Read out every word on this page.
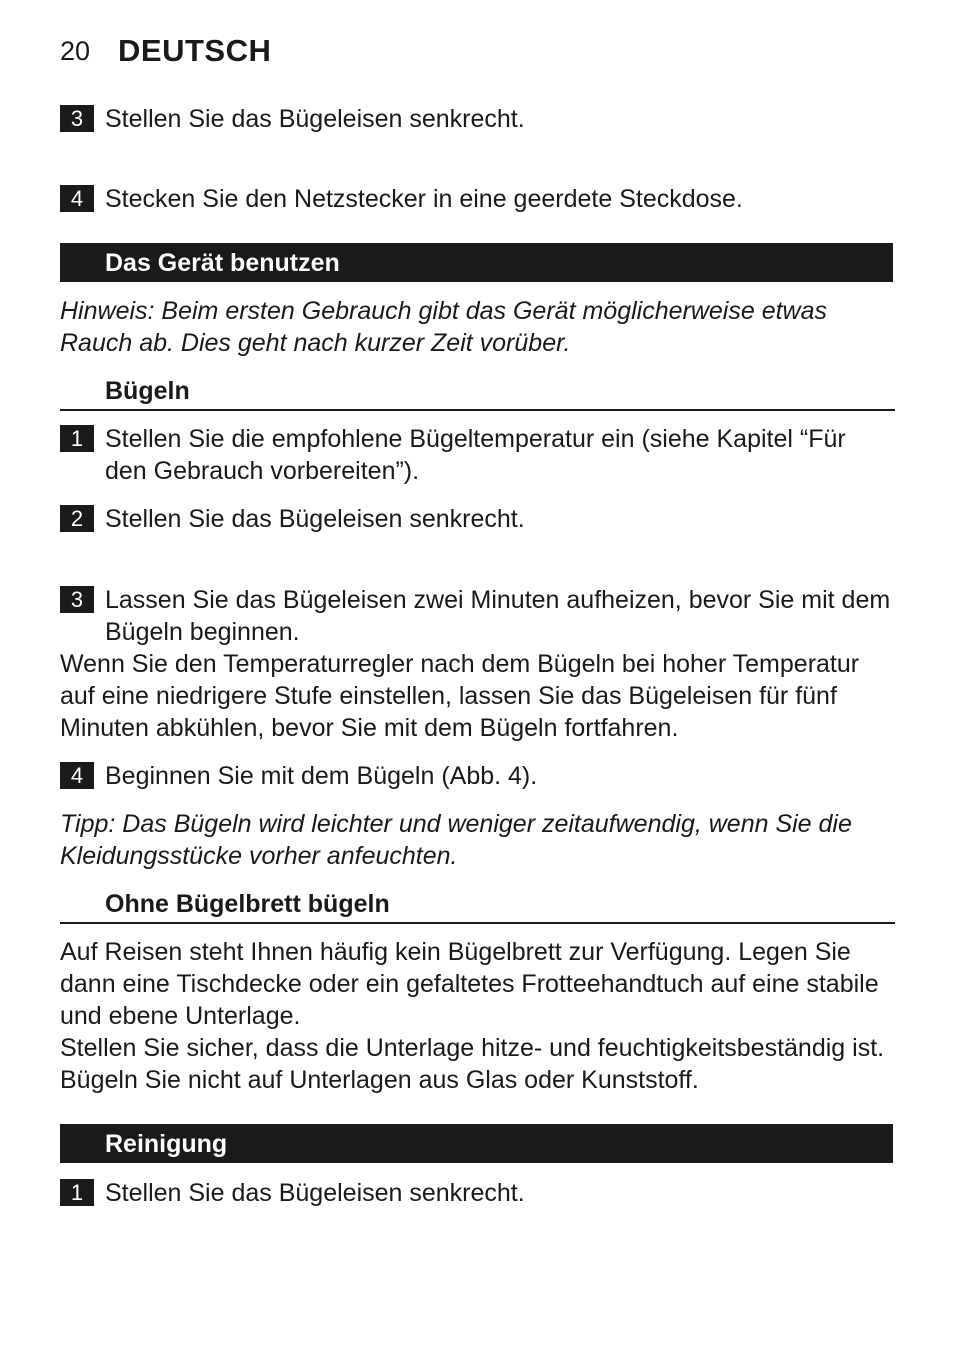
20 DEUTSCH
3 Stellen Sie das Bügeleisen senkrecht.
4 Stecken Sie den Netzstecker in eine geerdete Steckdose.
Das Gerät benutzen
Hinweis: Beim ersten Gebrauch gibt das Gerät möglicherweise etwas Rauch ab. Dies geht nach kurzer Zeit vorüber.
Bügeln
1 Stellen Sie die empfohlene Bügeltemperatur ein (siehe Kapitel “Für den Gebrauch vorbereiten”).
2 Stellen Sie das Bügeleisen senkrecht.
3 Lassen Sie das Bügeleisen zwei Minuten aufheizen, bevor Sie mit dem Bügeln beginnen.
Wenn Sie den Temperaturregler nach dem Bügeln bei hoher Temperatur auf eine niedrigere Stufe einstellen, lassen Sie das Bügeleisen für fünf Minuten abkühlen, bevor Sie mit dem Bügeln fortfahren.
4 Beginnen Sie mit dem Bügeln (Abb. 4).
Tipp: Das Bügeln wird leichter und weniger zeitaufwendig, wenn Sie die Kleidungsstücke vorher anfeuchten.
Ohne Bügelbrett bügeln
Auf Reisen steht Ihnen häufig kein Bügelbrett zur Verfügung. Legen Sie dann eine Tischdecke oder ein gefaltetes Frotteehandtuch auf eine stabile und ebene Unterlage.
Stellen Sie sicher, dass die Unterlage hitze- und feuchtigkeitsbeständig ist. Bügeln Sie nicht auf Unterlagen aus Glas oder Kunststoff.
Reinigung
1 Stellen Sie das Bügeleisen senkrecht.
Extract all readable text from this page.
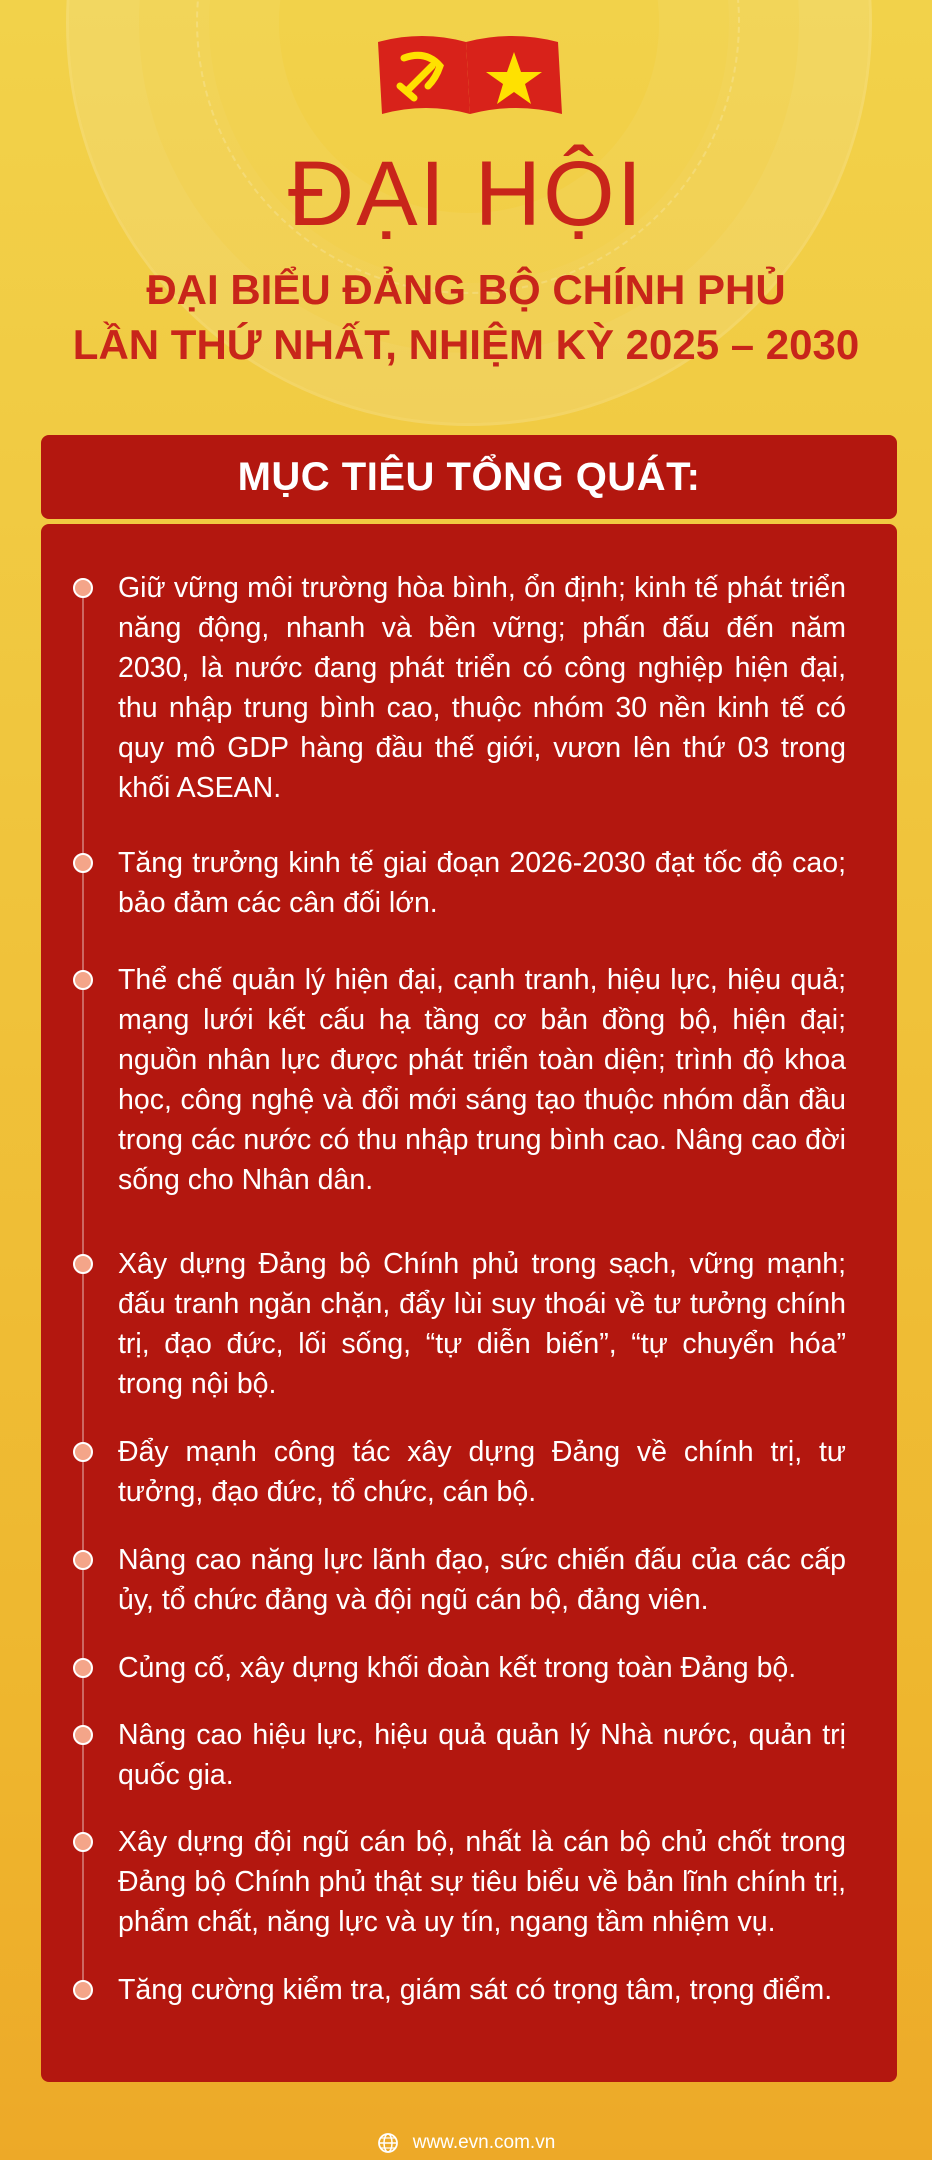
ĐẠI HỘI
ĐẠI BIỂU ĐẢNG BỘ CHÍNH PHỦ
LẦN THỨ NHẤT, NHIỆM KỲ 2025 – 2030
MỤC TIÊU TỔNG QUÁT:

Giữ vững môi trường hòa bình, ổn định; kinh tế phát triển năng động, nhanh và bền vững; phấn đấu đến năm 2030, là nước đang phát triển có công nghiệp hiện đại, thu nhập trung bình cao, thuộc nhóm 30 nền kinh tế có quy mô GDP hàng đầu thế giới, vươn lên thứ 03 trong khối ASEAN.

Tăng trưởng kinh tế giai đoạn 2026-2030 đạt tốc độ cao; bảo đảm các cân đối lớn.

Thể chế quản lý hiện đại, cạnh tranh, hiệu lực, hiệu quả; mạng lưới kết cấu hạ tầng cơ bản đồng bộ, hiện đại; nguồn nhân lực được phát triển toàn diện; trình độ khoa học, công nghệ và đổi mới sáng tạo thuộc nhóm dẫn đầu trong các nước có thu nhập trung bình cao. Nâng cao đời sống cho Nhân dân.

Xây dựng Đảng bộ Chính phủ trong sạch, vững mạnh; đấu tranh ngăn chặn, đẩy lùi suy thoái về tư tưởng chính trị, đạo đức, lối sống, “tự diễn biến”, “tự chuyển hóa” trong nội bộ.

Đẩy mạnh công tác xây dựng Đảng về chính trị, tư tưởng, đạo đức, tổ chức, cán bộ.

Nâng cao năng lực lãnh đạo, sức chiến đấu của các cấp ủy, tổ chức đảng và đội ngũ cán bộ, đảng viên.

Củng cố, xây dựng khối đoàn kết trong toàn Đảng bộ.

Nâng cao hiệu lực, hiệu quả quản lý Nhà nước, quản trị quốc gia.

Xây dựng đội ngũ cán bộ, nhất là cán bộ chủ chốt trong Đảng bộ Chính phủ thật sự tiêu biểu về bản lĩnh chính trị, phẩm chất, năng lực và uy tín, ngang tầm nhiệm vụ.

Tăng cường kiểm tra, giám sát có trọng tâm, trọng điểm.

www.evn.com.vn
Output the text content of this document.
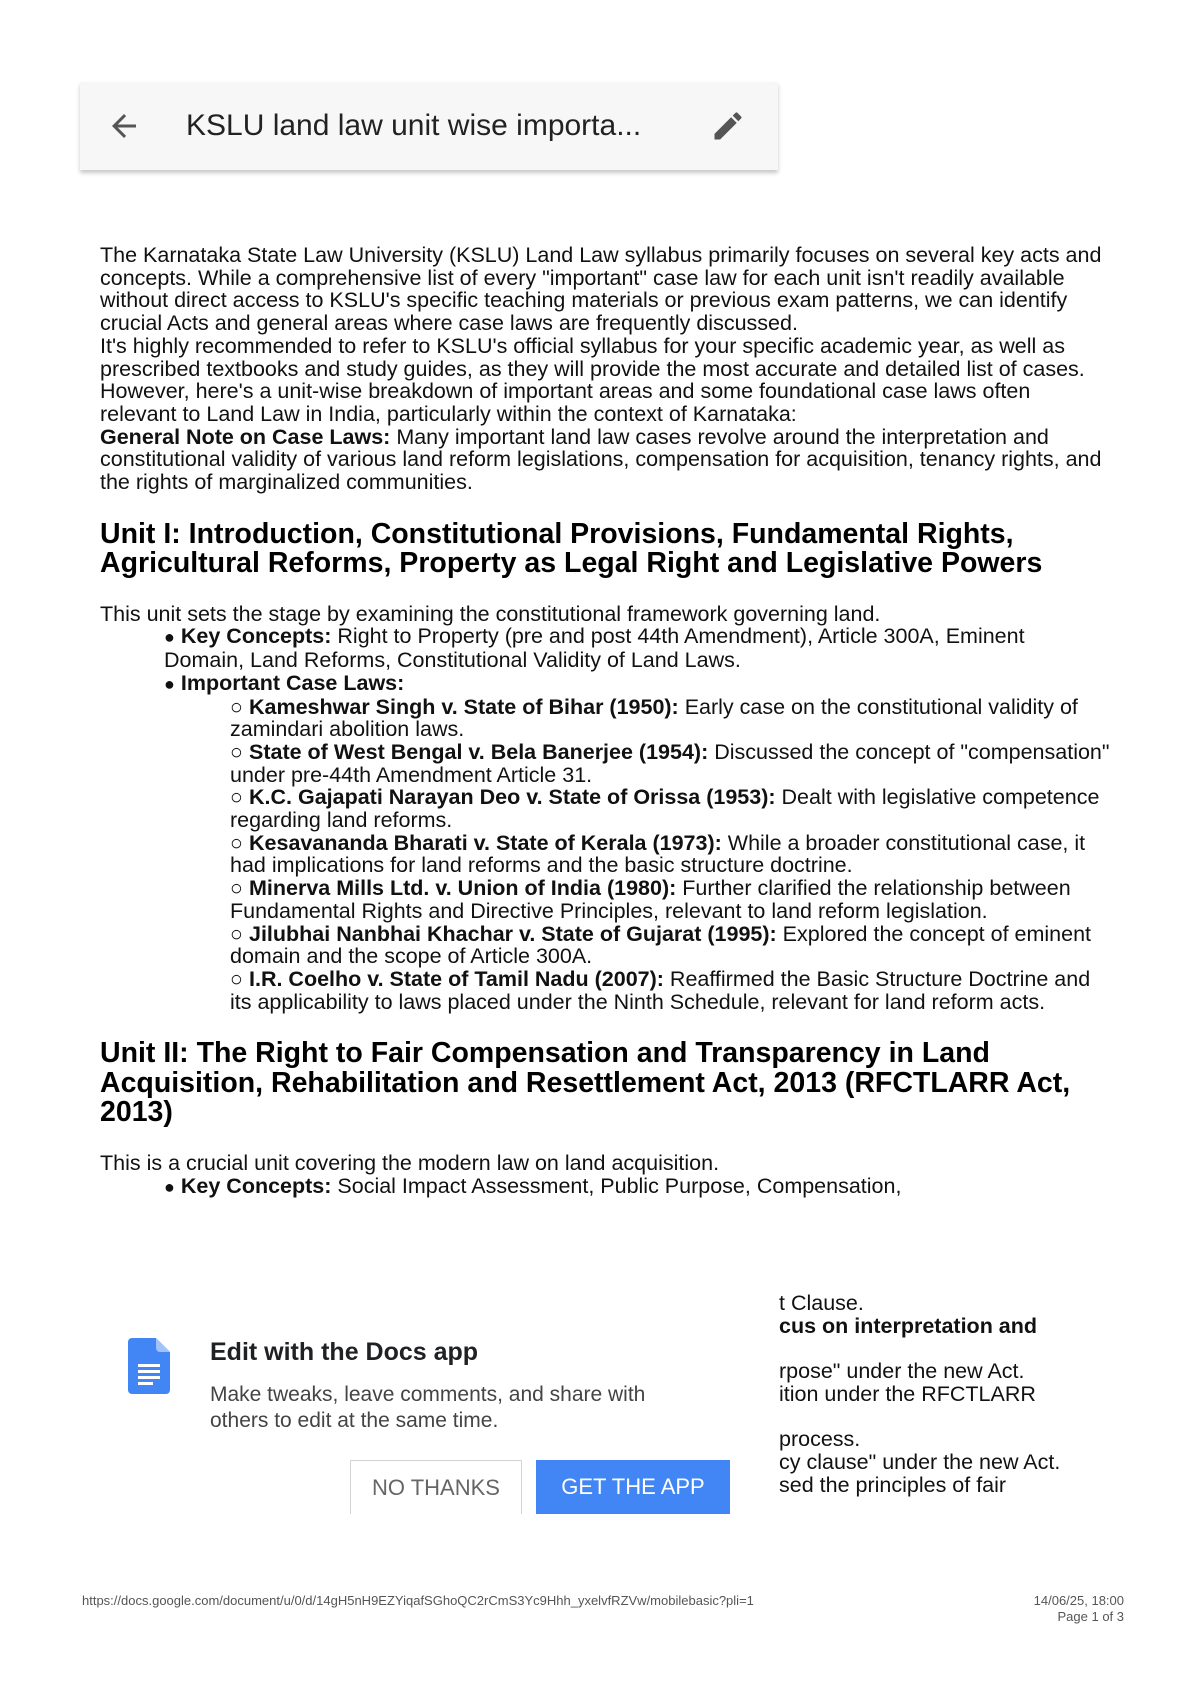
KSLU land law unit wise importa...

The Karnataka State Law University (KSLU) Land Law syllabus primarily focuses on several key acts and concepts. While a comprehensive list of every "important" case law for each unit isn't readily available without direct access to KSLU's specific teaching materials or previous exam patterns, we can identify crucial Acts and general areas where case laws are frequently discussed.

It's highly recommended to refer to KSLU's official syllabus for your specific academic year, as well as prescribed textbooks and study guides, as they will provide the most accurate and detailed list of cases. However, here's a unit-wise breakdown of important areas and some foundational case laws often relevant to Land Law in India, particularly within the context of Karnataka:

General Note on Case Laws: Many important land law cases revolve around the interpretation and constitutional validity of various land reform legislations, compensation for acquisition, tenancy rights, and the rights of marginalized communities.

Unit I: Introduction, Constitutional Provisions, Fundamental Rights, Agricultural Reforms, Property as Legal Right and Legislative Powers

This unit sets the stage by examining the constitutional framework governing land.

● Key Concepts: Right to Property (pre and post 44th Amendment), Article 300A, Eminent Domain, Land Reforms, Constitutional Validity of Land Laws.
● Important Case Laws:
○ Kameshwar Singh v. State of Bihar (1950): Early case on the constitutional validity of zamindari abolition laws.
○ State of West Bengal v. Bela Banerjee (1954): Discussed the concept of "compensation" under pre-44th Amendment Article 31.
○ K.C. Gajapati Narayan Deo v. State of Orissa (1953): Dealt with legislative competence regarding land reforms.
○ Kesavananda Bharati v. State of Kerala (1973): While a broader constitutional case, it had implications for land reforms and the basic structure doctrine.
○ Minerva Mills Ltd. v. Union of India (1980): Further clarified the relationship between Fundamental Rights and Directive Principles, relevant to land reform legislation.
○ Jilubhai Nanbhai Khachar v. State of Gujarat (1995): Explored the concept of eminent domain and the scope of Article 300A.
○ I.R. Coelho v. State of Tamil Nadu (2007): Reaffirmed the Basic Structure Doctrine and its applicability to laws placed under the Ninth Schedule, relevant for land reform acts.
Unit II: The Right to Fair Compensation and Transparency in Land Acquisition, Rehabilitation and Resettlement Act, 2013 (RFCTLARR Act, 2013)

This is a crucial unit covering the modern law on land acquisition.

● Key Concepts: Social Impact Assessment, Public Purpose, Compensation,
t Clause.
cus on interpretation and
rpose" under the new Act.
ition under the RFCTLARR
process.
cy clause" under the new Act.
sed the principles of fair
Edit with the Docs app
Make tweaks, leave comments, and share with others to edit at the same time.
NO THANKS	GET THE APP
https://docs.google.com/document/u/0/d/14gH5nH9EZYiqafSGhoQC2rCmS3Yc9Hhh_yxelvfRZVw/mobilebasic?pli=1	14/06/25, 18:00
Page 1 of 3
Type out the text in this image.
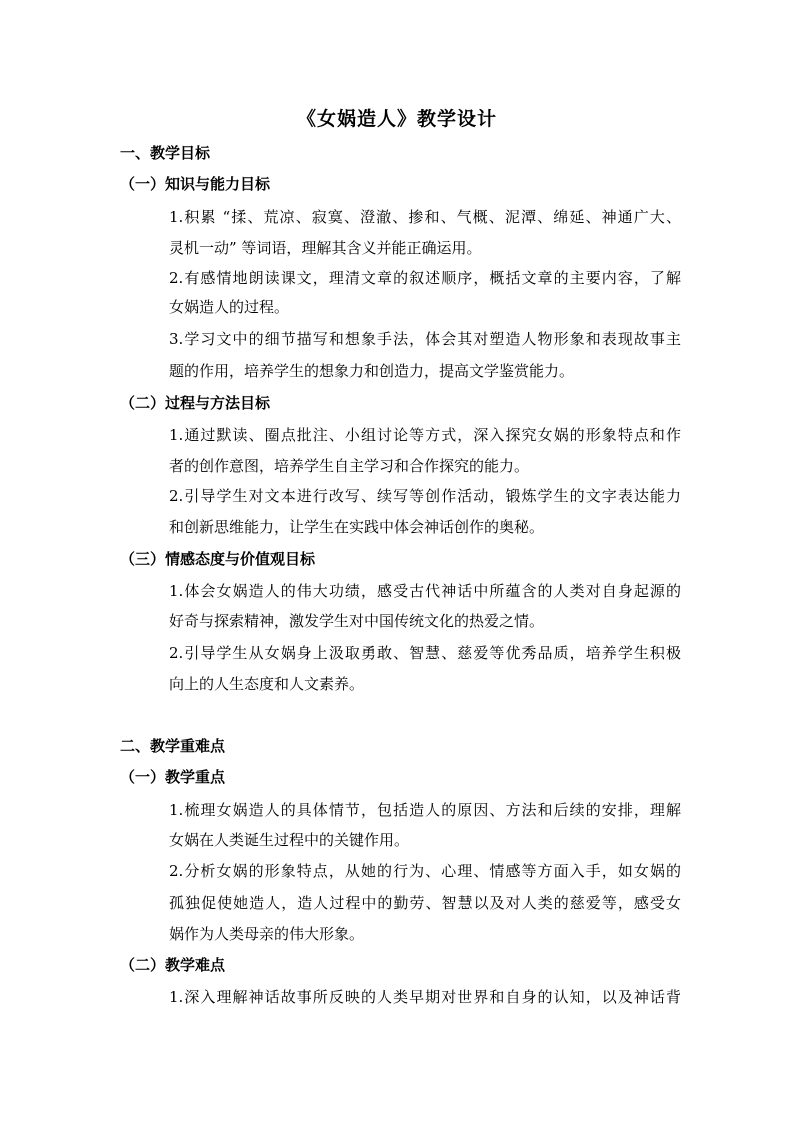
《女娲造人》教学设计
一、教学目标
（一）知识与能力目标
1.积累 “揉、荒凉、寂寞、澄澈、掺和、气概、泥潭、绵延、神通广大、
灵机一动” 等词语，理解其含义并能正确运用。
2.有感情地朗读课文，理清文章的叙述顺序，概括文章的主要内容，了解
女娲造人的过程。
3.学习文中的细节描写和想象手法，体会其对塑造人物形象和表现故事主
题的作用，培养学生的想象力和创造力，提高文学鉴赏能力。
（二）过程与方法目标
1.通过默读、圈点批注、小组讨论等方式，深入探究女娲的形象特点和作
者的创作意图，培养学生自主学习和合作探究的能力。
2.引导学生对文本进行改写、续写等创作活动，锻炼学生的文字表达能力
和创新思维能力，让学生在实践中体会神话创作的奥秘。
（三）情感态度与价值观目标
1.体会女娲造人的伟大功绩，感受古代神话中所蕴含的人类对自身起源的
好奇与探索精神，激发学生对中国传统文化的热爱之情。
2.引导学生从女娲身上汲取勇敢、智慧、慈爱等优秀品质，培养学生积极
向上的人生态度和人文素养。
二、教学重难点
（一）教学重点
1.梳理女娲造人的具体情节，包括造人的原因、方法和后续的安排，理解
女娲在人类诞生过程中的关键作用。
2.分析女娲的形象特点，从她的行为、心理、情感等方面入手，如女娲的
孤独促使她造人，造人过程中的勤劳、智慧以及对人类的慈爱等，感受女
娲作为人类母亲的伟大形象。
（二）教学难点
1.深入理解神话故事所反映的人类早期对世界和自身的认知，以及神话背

*Stated goal*.
Read through the entries and copy each line in which "Karnataka" appears.

*Task output*.
The Karnataka State Law University (KSLU) Land Law syllabus primarily focuses on several key acts and concepts. While a comprehensive list of every "important" case law for each unit isn't readily available without direct access to KSLU's specific teaching materials or previous exam patterns, we can identify crucial Acts and general areas where case laws are frequently discussed.
It's highly recommended to refer to KSLU's official syllabus for your specific academic year, as well as prescribed textbooks and study guides, as they will provide the most accurate and detailed list of cases. However, here's a unit-wise breakdown of important areas and some foundational case laws often relevant to Land Law in India, particularly within the context of Karnataka:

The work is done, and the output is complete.